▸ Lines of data

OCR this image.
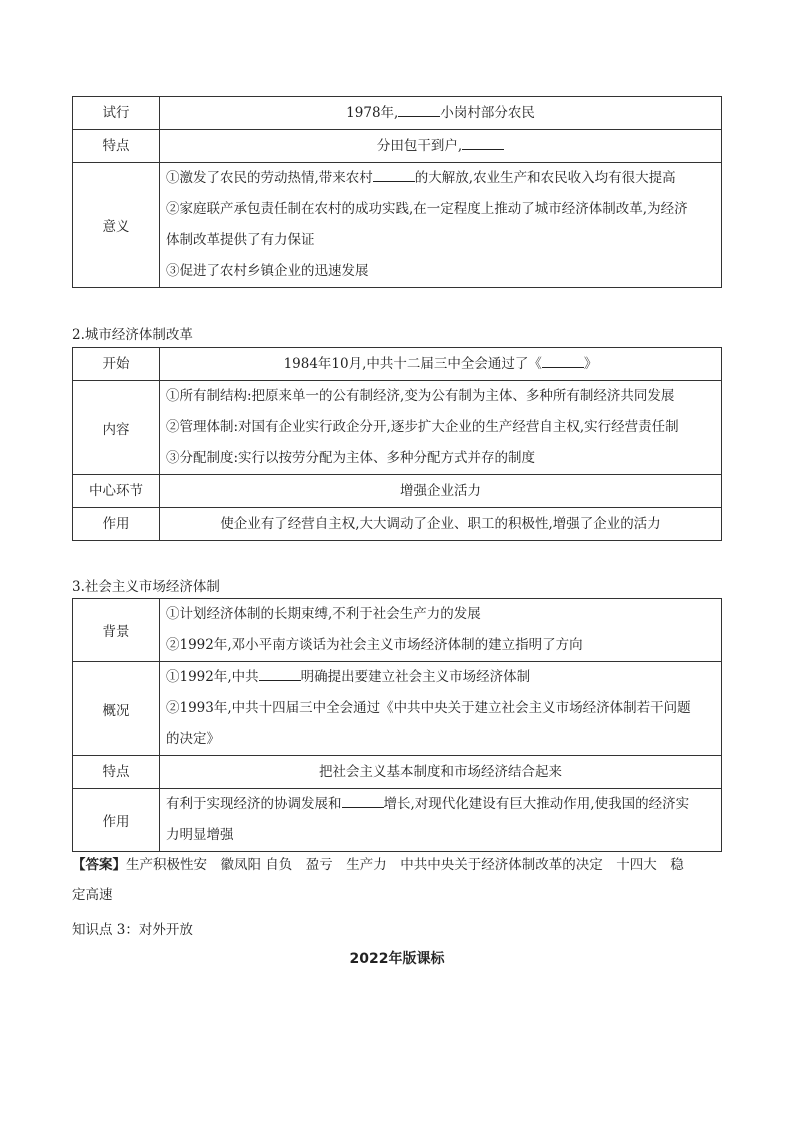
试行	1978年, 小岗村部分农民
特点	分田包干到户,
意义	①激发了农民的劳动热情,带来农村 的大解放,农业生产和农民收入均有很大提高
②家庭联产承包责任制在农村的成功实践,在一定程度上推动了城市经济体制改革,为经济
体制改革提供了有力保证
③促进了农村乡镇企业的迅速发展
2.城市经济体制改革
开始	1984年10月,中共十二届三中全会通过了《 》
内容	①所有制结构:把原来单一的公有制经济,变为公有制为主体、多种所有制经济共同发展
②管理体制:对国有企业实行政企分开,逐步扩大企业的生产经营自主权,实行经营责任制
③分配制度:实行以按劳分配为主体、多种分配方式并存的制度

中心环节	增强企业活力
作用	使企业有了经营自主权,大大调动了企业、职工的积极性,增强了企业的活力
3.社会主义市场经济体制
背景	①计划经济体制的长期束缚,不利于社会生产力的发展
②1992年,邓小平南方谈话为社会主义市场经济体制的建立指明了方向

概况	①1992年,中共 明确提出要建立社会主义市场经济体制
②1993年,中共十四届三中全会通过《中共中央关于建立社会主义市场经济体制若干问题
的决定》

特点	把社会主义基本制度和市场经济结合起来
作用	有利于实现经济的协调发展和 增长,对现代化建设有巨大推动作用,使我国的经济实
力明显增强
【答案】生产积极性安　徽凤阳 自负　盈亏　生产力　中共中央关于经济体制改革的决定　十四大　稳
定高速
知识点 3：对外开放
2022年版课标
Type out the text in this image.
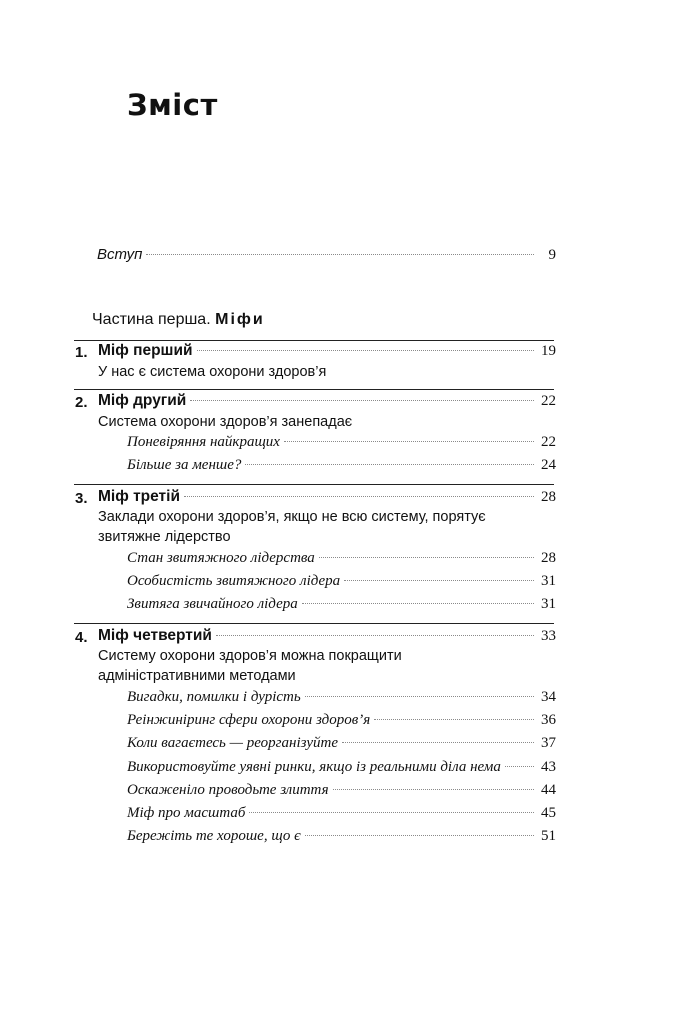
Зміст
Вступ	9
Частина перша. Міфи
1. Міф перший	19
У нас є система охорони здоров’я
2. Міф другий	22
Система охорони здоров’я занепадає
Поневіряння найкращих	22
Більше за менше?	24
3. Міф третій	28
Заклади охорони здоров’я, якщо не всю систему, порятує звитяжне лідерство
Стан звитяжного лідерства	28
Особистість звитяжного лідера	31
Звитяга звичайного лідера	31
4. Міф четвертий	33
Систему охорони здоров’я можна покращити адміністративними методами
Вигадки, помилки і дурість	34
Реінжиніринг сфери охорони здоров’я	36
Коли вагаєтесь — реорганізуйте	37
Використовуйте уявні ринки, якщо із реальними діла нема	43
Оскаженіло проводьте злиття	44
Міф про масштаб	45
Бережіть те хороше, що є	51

* * *

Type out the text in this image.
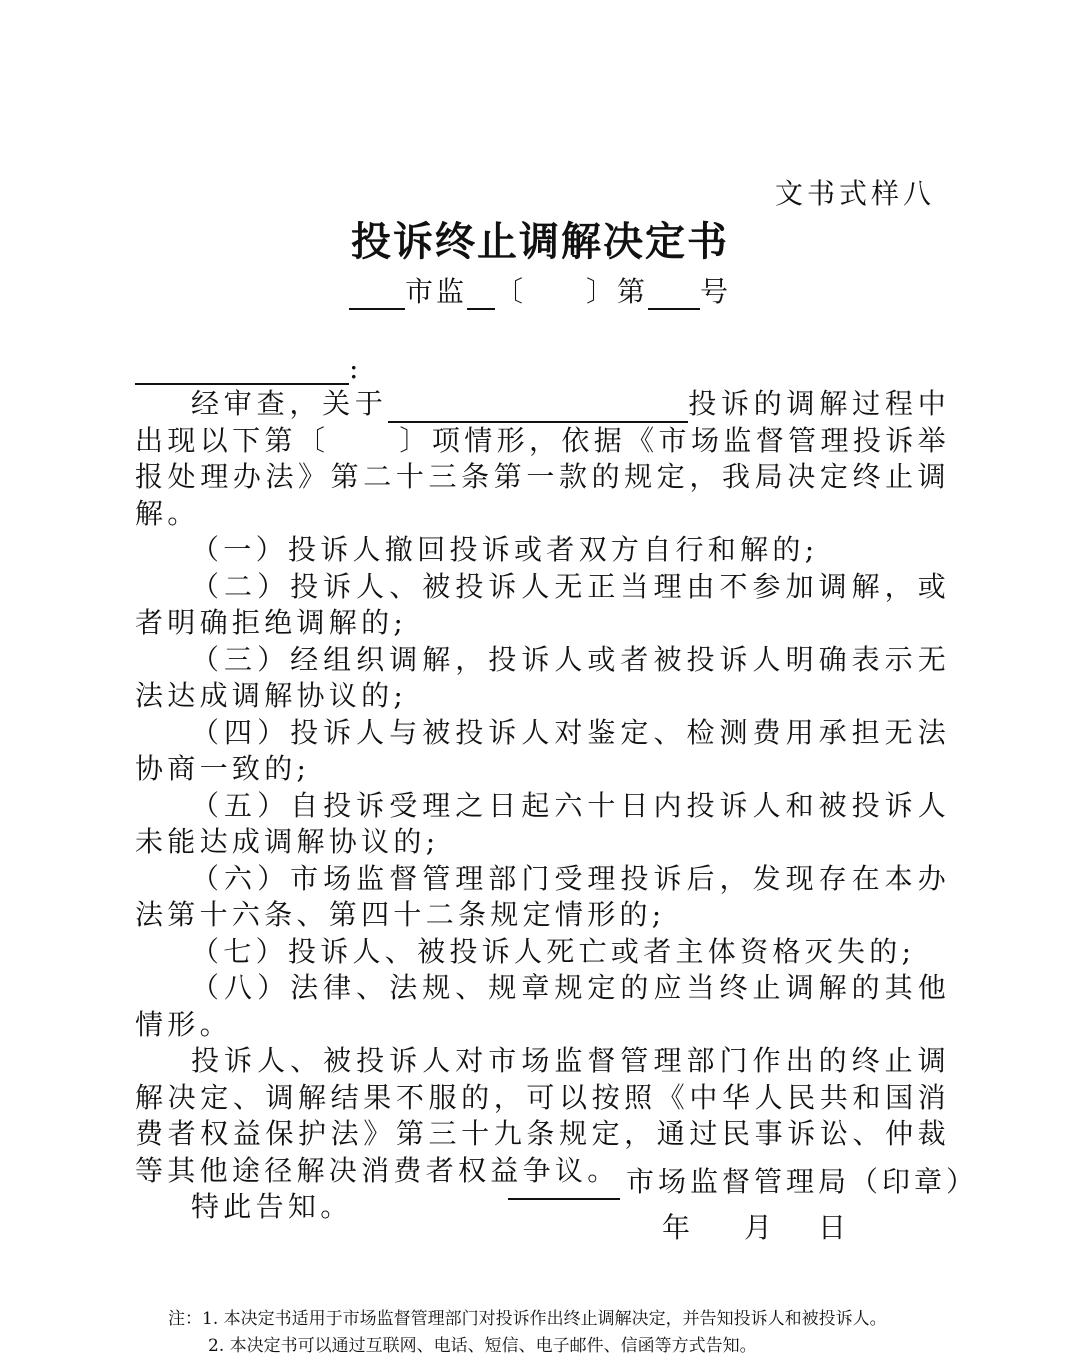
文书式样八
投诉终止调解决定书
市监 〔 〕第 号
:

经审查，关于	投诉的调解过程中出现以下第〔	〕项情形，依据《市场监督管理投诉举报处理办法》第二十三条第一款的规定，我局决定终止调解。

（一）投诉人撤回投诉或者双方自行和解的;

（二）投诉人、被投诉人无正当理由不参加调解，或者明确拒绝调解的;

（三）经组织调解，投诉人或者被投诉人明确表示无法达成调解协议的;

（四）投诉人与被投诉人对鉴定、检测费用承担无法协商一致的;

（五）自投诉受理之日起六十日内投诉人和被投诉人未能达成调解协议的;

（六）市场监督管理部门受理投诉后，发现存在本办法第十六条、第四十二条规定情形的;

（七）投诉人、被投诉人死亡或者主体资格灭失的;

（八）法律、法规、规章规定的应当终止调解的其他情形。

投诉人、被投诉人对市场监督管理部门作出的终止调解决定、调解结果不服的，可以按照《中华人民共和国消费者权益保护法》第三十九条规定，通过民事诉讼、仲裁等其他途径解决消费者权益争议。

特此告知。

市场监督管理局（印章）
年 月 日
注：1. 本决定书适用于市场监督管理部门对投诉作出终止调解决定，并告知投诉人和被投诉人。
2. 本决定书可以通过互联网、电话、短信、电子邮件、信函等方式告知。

▸ Set exercise
Find the string "здоров" in the records, then copy each line where it occurs.

▸ Solution to this problem
У нас є система охорони здоров’я
Система охорони здоров’я занепадає
Заклади охорони здоров’я, якщо не всю систему, порятує звитяжне лідерство
Систему охорони здоров’я можна покращити адміністративними методами
Реінжиніринг сфери охорони здоров’я	36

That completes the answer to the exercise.